**Do this:** Copy every line of the data that includes the string "срабатыванию".

(Source records)
[START]

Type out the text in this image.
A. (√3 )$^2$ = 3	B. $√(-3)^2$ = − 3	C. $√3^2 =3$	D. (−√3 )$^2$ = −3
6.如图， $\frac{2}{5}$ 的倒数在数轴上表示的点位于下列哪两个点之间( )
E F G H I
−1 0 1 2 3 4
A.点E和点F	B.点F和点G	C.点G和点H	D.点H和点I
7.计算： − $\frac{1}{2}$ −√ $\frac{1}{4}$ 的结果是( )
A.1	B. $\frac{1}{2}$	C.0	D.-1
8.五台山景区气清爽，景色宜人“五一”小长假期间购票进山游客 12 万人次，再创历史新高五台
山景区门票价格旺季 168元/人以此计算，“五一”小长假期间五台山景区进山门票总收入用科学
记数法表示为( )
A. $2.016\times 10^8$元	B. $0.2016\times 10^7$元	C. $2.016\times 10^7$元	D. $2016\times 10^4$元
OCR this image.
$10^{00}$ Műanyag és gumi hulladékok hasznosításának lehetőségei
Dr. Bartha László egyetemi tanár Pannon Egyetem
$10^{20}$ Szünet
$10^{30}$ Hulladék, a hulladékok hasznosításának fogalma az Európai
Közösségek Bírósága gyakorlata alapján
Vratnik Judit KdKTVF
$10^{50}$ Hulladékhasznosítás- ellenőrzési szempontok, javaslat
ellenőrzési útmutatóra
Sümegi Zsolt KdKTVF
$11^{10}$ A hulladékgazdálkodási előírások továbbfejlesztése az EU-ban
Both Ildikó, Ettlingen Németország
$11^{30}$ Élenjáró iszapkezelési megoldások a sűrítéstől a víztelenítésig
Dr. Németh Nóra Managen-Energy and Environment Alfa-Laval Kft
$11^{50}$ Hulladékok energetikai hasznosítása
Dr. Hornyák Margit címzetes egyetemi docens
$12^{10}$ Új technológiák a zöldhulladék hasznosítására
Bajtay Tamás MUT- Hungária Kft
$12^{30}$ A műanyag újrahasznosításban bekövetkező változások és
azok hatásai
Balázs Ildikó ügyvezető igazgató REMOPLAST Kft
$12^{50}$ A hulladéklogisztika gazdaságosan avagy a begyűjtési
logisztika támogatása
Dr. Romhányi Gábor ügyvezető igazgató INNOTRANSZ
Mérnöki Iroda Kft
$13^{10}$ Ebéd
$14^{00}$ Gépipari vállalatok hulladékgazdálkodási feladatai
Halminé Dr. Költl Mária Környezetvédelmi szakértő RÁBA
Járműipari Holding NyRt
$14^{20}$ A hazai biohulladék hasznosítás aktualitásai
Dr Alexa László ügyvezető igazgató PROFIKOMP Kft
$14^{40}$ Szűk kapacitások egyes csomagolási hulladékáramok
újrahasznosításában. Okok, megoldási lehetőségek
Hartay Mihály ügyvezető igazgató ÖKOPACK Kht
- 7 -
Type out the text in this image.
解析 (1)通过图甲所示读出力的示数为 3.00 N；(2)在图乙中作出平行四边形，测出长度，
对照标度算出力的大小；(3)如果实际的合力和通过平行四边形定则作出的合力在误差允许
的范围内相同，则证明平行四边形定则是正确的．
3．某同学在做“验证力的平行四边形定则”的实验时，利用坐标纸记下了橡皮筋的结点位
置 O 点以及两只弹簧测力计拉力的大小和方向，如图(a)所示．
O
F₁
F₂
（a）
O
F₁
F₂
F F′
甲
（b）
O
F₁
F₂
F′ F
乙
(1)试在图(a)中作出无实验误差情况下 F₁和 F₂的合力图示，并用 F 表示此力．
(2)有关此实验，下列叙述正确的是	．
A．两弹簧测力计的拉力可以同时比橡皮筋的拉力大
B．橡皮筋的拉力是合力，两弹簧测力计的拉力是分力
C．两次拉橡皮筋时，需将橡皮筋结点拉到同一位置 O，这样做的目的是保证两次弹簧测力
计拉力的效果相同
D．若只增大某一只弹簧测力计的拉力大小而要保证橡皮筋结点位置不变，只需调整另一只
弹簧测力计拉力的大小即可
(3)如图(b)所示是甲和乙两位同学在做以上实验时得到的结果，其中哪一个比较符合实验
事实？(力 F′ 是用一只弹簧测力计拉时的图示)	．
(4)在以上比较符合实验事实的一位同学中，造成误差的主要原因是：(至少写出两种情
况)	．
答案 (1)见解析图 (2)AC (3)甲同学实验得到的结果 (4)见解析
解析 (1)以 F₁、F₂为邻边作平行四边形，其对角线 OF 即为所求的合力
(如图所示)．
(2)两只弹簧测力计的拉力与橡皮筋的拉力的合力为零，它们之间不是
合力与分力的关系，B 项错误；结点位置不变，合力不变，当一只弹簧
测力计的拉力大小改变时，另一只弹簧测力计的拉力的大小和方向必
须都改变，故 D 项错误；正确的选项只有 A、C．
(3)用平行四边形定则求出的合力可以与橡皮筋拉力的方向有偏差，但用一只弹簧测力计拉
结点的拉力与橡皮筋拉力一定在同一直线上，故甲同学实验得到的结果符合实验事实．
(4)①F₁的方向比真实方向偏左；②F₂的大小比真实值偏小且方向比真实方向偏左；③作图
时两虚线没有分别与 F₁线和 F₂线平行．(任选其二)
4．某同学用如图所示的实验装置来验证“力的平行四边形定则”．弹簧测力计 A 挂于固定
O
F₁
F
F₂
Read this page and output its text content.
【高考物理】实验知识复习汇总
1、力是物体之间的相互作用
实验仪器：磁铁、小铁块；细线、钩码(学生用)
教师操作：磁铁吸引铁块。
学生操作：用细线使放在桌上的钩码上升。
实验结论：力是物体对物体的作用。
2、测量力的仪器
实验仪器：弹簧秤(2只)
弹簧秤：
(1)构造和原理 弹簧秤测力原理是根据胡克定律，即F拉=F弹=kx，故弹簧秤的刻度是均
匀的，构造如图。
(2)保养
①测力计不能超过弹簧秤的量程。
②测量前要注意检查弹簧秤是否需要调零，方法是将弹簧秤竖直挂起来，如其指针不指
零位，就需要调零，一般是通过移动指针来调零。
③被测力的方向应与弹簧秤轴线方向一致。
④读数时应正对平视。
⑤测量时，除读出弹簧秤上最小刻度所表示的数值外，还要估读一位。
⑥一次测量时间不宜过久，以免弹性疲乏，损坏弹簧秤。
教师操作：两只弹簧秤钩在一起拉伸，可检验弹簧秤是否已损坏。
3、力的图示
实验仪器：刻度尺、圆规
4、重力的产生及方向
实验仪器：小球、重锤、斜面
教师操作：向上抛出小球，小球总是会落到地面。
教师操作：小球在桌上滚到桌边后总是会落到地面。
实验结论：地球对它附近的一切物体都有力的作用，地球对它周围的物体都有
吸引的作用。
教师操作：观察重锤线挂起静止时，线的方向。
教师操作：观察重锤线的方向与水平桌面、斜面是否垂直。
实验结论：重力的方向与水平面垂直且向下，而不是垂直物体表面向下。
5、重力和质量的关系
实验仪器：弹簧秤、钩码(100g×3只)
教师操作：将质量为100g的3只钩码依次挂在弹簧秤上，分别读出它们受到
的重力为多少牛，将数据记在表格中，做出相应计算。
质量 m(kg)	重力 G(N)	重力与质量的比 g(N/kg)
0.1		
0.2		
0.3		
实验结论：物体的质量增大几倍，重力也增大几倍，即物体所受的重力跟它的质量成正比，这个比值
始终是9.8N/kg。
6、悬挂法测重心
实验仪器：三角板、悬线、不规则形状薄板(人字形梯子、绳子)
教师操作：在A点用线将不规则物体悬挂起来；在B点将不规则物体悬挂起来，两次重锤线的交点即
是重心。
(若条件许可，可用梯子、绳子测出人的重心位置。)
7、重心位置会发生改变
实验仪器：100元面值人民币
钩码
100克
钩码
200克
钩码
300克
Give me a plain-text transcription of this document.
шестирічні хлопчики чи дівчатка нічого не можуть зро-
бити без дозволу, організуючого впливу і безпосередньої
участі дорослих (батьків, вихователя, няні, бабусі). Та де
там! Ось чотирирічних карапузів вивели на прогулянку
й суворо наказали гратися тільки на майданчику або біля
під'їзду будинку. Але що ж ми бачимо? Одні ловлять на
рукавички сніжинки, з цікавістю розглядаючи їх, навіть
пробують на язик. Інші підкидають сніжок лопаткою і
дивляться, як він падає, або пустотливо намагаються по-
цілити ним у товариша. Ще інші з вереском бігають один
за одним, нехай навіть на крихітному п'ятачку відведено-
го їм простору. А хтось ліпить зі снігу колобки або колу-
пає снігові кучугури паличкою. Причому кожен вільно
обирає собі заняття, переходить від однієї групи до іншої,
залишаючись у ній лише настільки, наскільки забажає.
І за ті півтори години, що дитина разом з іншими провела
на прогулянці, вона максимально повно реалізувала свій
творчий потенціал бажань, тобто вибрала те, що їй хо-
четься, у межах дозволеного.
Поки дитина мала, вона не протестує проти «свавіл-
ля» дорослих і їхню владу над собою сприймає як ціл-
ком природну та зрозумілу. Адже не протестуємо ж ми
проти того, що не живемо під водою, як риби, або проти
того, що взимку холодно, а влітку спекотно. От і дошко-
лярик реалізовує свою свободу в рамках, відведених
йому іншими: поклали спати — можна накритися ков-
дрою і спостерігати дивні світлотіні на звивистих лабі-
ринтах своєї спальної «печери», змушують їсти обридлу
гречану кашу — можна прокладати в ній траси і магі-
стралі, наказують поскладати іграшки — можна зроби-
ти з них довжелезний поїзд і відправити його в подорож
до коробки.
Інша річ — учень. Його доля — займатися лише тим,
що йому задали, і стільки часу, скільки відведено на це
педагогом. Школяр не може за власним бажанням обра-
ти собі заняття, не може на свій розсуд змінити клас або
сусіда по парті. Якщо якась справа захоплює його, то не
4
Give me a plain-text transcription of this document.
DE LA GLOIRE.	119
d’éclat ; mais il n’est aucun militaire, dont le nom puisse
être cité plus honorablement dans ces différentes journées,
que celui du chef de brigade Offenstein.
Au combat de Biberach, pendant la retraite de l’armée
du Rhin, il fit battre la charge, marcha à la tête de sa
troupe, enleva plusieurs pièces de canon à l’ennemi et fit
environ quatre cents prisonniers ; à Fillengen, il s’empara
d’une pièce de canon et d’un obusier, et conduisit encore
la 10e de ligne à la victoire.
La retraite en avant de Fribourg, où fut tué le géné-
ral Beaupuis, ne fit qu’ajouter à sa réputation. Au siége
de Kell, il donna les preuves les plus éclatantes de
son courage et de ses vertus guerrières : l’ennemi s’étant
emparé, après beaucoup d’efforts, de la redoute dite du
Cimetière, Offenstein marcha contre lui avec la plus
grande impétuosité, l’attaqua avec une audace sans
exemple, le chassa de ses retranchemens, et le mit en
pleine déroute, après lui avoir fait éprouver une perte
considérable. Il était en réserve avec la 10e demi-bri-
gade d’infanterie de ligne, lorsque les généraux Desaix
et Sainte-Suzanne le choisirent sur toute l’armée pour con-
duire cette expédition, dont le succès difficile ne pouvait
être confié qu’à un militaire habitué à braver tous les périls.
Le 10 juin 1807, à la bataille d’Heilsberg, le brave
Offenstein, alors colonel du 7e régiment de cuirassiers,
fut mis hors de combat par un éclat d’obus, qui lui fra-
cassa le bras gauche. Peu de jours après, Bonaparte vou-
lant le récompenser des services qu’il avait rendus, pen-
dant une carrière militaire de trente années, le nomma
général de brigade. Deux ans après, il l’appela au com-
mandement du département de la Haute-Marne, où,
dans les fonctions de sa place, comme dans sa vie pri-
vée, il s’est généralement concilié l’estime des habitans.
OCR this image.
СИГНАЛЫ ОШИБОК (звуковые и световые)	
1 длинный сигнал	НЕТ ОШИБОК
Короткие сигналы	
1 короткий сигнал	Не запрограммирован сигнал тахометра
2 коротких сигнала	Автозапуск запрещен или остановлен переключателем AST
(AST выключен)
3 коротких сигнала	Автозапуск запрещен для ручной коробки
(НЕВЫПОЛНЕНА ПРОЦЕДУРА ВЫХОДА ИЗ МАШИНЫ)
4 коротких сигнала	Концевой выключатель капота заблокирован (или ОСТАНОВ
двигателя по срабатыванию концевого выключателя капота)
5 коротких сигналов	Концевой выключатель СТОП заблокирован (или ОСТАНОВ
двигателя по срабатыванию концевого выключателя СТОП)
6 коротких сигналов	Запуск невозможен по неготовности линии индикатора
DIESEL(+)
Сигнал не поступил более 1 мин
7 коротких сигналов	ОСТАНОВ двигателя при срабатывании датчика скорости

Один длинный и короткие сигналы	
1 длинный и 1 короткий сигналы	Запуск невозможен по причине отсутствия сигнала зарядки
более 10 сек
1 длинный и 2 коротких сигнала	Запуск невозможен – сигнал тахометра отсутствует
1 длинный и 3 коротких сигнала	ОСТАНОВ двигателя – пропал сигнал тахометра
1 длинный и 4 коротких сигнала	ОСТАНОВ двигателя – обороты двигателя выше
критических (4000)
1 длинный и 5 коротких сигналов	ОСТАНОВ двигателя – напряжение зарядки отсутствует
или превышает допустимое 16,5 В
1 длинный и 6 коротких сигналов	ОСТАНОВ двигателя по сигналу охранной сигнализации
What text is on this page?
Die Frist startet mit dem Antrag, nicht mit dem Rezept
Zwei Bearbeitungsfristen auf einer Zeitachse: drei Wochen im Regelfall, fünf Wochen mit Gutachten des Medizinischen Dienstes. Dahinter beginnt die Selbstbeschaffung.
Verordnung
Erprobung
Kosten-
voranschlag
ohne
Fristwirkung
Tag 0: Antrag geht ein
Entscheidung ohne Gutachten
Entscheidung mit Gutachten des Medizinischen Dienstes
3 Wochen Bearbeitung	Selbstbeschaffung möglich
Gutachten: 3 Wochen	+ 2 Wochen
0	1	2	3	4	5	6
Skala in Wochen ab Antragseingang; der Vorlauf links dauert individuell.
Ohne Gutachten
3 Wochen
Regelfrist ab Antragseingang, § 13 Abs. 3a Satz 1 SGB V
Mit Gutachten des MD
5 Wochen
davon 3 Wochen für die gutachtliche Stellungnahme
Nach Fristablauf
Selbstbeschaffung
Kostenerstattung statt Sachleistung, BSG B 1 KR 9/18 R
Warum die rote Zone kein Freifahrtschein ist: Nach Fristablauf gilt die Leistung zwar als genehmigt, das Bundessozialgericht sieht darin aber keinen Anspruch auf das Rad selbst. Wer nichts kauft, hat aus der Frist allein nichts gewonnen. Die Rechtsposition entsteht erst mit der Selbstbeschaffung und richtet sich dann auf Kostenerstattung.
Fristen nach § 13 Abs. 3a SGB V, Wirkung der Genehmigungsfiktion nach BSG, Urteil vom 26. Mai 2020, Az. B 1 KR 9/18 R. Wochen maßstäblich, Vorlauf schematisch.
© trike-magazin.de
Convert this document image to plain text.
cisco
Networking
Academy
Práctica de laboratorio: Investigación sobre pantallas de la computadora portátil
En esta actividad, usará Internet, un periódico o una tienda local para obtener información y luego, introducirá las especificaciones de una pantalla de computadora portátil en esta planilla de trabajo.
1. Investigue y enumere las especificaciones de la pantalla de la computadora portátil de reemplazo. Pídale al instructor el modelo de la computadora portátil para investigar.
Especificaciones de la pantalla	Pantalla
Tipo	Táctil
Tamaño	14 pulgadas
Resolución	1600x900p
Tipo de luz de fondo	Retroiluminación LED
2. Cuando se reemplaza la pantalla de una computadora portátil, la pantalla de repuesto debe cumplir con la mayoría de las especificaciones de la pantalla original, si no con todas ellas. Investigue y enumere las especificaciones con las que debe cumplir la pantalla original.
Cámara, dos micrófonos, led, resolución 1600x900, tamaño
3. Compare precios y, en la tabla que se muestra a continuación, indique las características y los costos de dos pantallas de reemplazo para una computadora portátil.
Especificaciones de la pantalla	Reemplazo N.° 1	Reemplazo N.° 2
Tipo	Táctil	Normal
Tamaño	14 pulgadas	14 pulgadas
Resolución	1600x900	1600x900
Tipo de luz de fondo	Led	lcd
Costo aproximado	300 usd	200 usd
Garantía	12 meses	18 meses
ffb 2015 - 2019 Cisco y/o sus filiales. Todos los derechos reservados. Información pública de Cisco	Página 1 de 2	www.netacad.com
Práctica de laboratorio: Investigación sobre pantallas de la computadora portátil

[END]

**Complete output:**
двигателя по срабатыванию концевого выключателя капота)
двигателя по срабатыванию концевого выключателя СТОП)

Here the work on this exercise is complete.